- _WHAT YOU SHOULD DO_
Each entry in the listing below should be restated word for word.

Collected data entries:

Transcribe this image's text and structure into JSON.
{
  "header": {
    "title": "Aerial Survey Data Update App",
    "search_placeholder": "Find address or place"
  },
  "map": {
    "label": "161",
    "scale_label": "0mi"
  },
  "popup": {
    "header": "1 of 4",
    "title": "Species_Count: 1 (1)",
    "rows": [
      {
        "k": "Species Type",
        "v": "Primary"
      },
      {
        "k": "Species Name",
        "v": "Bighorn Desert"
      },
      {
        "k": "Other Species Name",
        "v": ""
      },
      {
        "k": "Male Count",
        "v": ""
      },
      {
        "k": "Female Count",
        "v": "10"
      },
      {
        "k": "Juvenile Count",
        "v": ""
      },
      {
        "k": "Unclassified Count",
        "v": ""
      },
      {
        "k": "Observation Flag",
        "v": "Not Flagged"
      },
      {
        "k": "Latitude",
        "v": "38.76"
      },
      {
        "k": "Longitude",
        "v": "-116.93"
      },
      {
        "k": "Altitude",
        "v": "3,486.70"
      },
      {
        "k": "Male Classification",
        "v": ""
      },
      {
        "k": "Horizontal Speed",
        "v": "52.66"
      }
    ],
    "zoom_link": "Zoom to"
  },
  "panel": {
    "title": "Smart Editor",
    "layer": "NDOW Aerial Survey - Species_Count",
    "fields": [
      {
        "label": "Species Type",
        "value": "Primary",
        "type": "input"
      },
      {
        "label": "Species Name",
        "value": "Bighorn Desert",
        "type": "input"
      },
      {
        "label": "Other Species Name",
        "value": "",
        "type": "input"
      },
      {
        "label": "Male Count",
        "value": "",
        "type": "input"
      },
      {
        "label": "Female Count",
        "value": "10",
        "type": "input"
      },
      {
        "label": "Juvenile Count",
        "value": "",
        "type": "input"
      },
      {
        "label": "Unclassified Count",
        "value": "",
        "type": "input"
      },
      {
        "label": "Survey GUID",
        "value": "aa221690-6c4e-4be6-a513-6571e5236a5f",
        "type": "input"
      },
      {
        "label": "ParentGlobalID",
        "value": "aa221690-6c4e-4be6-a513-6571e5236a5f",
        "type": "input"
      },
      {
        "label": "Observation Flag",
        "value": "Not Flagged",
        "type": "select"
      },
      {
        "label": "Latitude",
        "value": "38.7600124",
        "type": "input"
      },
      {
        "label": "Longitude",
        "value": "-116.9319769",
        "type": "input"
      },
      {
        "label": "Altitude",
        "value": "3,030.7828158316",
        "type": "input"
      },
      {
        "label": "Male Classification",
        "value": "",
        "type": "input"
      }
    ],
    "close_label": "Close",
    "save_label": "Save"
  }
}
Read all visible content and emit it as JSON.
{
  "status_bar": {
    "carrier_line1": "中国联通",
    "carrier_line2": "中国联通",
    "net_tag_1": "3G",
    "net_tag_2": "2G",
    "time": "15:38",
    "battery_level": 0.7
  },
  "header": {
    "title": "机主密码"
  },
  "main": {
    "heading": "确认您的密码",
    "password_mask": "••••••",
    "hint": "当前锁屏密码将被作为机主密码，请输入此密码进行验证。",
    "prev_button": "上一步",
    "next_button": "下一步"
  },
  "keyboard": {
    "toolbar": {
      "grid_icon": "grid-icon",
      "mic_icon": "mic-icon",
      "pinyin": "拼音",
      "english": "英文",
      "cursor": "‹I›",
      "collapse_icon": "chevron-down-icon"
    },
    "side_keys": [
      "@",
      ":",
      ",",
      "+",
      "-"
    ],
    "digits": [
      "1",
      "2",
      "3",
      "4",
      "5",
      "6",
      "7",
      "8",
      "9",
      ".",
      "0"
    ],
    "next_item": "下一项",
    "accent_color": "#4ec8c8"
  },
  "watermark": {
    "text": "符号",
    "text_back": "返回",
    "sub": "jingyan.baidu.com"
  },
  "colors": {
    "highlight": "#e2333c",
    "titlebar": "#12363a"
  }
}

- _EXERCISE RESPONSE_
Transcribe this image's text and structure into JSON.
{
  "header": {
    "title": "Aerial Survey Data Update App",
    "search_placeholder": "Find address or place"
  },
  "map": {
    "label": "161",
    "scale_label": "0mi"
  },
  "popup": {
    "header": "1 of 4",
    "title": "Species_Count: 1 (1)",
    "rows": [
      {
        "k": "Species Type",
        "v": "Primary"
      },
      {
        "k": "Species Name",
        "v": "Bighorn Desert"
      },
      {
        "k": "Other Species Name",
        "v": ""
      },
      {
        "k": "Male Count",
        "v": ""
      },
      {
        "k": "Female Count",
        "v": "10"
      },
      {
        "k": "Juvenile Count",
        "v": ""
      },
      {
        "k": "Unclassified Count",
        "v": ""
      },
      {
        "k": "Observation Flag",
        "v": "Not Flagged"
      },
      {
        "k": "Latitude",
        "v": "38.76"
      },
      {
        "k": "Longitude",
        "v": "-116.93"
      },
      {
        "k": "Altitude",
        "v": "3,486.70"
      },
      {
        "k": "Male Classification",
        "v": ""
      },
      {
        "k": "Horizontal Speed",
        "v": "52.66"
      }
    ],
    "zoom_link": "Zoom to"
  },
  "panel": {
    "title": "Smart Editor",
    "layer": "NDOW Aerial Survey - Species_Count",
    "fields": [
      {
        "label": "Species Type",
        "value": "Primary",
        "type": "input"
      },
      {
        "label": "Species Name",
        "value": "Bighorn Desert",
        "type": "input"
      },
      {
        "label": "Other Species Name",
        "value": "",
        "type": "input"
      },
      {
        "label": "Male Count",
        "value": "",
        "type": "input"
      },
      {
        "label": "Female Count",
        "value": "10",
        "type": "input"
      },
      {
        "label": "Juvenile Count",
        "value": "",
        "type": "input"
      },
      {
        "label": "Unclassified Count",
        "value": "",
        "type": "input"
      },
      {
        "label": "Survey GUID",
        "value": "aa221690-6c4e-4be6-a513-6571e5236a5f",
        "type": "input"
      },
      {
        "label": "ParentGlobalID",
        "value": "aa221690-6c4e-4be6-a513-6571e5236a5f",
        "type": "input"
      },
      {
        "label": "Observation Flag",
        "value": "Not Flagged",
        "type": "select"
      },
      {
        "label": "Latitude",
        "value": "38.7600124",
        "type": "input"
      },
      {
        "label": "Longitude",
        "value": "-116.9319769",
        "type": "input"
      },
      {
        "label": "Altitude",
        "value": "3,030.7828158316",
        "type": "input"
      },
      {
        "label": "Male Classification",
        "value": "",
        "type": "input"
      }
    ],
    "close_label": "Close",
    "save_label": "Save"
  }
}
Read all visible content and emit it as JSON.
{
  "status_bar": {
    "carrier_line1": "中国联通",
    "carrier_line2": "中国联通",
    "net_tag_1": "3G",
    "net_tag_2": "2G",
    "time": "15:38",
    "battery_level": 0.7
  },
  "header": {
    "title": "机主密码"
  },
  "main": {
    "heading": "确认您的密码",
    "password_mask": "••••••",
    "hint": "当前锁屏密码将被作为机主密码，请输入此密码进行验证。",
    "prev_button": "上一步",
    "next_button": "下一步"
  },
  "keyboard": {
    "toolbar": {
      "grid_icon": "grid-icon",
      "mic_icon": "mic-icon",
      "pinyin": "拼音",
      "english": "英文",
      "cursor": "‹I›",
      "collapse_icon": "chevron-down-icon"
    },
    "side_keys": [
      "@",
      ":",
      ",",
      "+",
      "-"
    ],
    "digits": [
      "1",
      "2",
      "3",
      "4",
      "5",
      "6",
      "7",
      "8",
      "9",
      ".",
      "0"
    ],
    "next_item": "下一项",
    "accent_color": "#4ec8c8"
  },
  "watermark": {
    "text": "符号",
    "text_back": "返回",
    "sub": "jingyan.baidu.com"
  },
  "colors": {
    "highlight": "#e2333c",
    "titlebar": "#12363a"
  }
}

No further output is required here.